_Task statement_: Write out each line beneath this one exactly as it reads.

Records from a data source
# # # # #

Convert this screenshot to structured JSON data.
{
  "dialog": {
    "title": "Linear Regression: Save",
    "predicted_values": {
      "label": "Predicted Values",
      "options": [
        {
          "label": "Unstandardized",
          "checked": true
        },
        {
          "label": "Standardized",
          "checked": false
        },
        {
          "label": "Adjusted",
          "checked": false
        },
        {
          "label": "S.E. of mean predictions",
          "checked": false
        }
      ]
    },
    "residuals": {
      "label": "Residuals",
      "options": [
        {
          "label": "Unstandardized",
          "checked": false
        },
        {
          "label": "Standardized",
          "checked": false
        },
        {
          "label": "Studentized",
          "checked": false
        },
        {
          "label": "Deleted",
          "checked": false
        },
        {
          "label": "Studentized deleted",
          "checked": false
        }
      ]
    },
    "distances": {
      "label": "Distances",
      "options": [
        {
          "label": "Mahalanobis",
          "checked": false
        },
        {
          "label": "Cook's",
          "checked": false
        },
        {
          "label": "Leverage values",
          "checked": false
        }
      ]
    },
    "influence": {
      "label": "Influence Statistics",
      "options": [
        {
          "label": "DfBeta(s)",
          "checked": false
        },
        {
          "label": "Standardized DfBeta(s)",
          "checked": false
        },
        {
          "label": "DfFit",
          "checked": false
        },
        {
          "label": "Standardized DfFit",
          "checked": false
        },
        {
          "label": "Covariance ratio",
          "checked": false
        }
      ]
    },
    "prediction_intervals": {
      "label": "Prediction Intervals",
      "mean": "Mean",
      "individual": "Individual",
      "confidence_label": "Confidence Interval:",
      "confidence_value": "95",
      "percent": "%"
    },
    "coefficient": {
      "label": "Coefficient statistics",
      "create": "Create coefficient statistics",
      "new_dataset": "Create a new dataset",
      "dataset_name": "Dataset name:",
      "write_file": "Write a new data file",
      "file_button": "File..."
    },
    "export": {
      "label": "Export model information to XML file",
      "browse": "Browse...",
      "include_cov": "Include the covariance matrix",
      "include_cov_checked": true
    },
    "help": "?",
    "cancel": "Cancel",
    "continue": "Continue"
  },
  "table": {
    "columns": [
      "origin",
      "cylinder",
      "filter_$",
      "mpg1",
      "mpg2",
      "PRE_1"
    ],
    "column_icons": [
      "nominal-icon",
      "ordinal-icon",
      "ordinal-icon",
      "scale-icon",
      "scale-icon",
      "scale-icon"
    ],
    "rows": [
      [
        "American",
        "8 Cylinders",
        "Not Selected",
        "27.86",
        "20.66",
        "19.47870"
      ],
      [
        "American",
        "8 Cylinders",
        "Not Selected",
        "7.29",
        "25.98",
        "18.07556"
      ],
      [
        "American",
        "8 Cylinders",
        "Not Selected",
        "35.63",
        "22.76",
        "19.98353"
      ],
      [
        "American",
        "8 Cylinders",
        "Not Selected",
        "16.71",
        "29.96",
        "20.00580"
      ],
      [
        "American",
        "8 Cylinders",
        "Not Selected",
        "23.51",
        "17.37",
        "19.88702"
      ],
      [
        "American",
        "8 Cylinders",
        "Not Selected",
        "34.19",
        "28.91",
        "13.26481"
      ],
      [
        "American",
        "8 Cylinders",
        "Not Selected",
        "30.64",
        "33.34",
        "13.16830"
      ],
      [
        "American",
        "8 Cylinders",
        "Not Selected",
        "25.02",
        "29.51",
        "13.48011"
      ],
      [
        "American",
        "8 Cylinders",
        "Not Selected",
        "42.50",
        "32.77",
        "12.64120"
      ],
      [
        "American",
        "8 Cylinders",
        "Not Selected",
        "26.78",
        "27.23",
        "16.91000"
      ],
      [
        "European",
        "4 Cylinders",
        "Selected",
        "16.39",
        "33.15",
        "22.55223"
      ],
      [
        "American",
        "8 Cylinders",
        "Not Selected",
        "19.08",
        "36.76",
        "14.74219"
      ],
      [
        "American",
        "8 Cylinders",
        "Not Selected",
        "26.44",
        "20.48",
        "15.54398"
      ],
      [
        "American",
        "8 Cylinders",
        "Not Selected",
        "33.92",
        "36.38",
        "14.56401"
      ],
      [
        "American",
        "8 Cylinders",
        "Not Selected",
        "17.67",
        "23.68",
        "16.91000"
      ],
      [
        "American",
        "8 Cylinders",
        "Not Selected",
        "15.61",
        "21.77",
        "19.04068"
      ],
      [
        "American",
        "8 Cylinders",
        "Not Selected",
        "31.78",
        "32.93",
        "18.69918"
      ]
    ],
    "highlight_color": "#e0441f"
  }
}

# # # # #

_Response_:
Convert this screenshot to structured JSON data.
{
  "dialog": {
    "title": "Linear Regression: Save",
    "predicted_values": {
      "label": "Predicted Values",
      "options": [
        {
          "label": "Unstandardized",
          "checked": true
        },
        {
          "label": "Standardized",
          "checked": false
        },
        {
          "label": "Adjusted",
          "checked": false
        },
        {
          "label": "S.E. of mean predictions",
          "checked": false
        }
      ]
    },
    "residuals": {
      "label": "Residuals",
      "options": [
        {
          "label": "Unstandardized",
          "checked": false
        },
        {
          "label": "Standardized",
          "checked": false
        },
        {
          "label": "Studentized",
          "checked": false
        },
        {
          "label": "Deleted",
          "checked": false
        },
        {
          "label": "Studentized deleted",
          "checked": false
        }
      ]
    },
    "distances": {
      "label": "Distances",
      "options": [
        {
          "label": "Mahalanobis",
          "checked": false
        },
        {
          "label": "Cook's",
          "checked": false
        },
        {
          "label": "Leverage values",
          "checked": false
        }
      ]
    },
    "influence": {
      "label": "Influence Statistics",
      "options": [
        {
          "label": "DfBeta(s)",
          "checked": false
        },
        {
          "label": "Standardized DfBeta(s)",
          "checked": false
        },
        {
          "label": "DfFit",
          "checked": false
        },
        {
          "label": "Standardized DfFit",
          "checked": false
        },
        {
          "label": "Covariance ratio",
          "checked": false
        }
      ]
    },
    "prediction_intervals": {
      "label": "Prediction Intervals",
      "mean": "Mean",
      "individual": "Individual",
      "confidence_label": "Confidence Interval:",
      "confidence_value": "95",
      "percent": "%"
    },
    "coefficient": {
      "label": "Coefficient statistics",
      "create": "Create coefficient statistics",
      "new_dataset": "Create a new dataset",
      "dataset_name": "Dataset name:",
      "write_file": "Write a new data file",
      "file_button": "File..."
    },
    "export": {
      "label": "Export model information to XML file",
      "browse": "Browse...",
      "include_cov": "Include the covariance matrix",
      "include_cov_checked": true
    },
    "help": "?",
    "cancel": "Cancel",
    "continue": "Continue"
  },
  "table": {
    "columns": [
      "origin",
      "cylinder",
      "filter_$",
      "mpg1",
      "mpg2",
      "PRE_1"
    ],
    "column_icons": [
      "nominal-icon",
      "ordinal-icon",
      "ordinal-icon",
      "scale-icon",
      "scale-icon",
      "scale-icon"
    ],
    "rows": [
      [
        "American",
        "8 Cylinders",
        "Not Selected",
        "27.86",
        "20.66",
        "19.47870"
      ],
      [
        "American",
        "8 Cylinders",
        "Not Selected",
        "7.29",
        "25.98",
        "18.07556"
      ],
      [
        "American",
        "8 Cylinders",
        "Not Selected",
        "35.63",
        "22.76",
        "19.98353"
      ],
      [
        "American",
        "8 Cylinders",
        "Not Selected",
        "16.71",
        "29.96",
        "20.00580"
      ],
      [
        "American",
        "8 Cylinders",
        "Not Selected",
        "23.51",
        "17.37",
        "19.88702"
      ],
      [
        "American",
        "8 Cylinders",
        "Not Selected",
        "34.19",
        "28.91",
        "13.26481"
      ],
      [
        "American",
        "8 Cylinders",
        "Not Selected",
        "30.64",
        "33.34",
        "13.16830"
      ],
      [
        "American",
        "8 Cylinders",
        "Not Selected",
        "25.02",
        "29.51",
        "13.48011"
      ],
      [
        "American",
        "8 Cylinders",
        "Not Selected",
        "42.50",
        "32.77",
        "12.64120"
      ],
      [
        "American",
        "8 Cylinders",
        "Not Selected",
        "26.78",
        "27.23",
        "16.91000"
      ],
      [
        "European",
        "4 Cylinders",
        "Selected",
        "16.39",
        "33.15",
        "22.55223"
      ],
      [
        "American",
        "8 Cylinders",
        "Not Selected",
        "19.08",
        "36.76",
        "14.74219"
      ],
      [
        "American",
        "8 Cylinders",
        "Not Selected",
        "26.44",
        "20.48",
        "15.54398"
      ],
      [
        "American",
        "8 Cylinders",
        "Not Selected",
        "33.92",
        "36.38",
        "14.56401"
      ],
      [
        "American",
        "8 Cylinders",
        "Not Selected",
        "17.67",
        "23.68",
        "16.91000"
      ],
      [
        "American",
        "8 Cylinders",
        "Not Selected",
        "15.61",
        "21.77",
        "19.04068"
      ],
      [
        "American",
        "8 Cylinders",
        "Not Selected",
        "31.78",
        "32.93",
        "18.69918"
      ]
    ],
    "highlight_color": "#e0441f"
  }
}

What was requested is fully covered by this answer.